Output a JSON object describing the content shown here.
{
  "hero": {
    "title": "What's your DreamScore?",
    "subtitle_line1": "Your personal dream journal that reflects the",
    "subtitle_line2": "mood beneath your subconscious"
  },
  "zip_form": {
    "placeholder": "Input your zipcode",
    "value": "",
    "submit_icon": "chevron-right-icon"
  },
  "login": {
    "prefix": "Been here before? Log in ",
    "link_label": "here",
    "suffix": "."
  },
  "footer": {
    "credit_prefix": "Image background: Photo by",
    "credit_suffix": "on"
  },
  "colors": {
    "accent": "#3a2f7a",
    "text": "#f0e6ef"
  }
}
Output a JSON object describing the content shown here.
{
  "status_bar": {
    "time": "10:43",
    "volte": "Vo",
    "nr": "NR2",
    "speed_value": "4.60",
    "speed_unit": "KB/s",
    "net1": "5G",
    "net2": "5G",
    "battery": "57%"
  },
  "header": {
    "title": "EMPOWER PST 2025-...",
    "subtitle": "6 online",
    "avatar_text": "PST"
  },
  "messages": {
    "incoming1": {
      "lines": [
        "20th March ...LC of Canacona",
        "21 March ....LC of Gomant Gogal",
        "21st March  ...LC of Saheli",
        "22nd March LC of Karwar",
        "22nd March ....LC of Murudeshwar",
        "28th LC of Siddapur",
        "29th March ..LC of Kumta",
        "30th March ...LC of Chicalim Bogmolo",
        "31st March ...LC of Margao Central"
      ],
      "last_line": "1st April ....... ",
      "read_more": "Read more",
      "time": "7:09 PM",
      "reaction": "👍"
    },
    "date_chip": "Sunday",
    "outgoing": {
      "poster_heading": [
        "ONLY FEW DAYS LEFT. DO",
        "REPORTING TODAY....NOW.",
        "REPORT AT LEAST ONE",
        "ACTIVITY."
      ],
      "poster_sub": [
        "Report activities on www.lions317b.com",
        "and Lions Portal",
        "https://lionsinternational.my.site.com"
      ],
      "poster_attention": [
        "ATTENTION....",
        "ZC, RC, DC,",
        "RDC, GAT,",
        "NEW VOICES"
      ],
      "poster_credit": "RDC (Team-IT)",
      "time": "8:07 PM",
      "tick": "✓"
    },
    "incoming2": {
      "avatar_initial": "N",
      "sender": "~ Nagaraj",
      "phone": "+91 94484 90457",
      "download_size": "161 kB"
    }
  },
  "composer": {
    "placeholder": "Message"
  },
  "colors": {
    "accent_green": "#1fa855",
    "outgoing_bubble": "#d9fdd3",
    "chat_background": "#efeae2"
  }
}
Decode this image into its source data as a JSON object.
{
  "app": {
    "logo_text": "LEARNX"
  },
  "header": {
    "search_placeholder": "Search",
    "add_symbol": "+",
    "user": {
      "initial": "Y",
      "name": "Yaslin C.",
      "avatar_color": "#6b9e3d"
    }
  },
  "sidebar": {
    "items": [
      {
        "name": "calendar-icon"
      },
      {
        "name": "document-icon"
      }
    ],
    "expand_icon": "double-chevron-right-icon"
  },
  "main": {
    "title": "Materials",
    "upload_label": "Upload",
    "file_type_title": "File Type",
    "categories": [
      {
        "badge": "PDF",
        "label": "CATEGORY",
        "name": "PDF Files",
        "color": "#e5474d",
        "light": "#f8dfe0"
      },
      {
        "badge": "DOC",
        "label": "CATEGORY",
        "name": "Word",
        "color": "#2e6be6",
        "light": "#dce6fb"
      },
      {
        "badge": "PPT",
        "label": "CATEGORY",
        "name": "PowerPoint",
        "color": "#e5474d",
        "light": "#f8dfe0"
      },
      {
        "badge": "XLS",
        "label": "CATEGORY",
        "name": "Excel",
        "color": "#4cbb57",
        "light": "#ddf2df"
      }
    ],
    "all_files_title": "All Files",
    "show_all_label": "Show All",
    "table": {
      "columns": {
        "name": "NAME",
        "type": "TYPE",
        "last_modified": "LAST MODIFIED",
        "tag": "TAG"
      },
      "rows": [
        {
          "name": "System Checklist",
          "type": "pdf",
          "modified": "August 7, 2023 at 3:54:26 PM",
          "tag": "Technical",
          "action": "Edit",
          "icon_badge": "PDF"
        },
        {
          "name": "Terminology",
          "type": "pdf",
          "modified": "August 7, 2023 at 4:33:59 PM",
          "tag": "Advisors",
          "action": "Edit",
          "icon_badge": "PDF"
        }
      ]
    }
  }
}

# # # # #

State how many lines above contain the string "right", with no other words.

The completed task. 2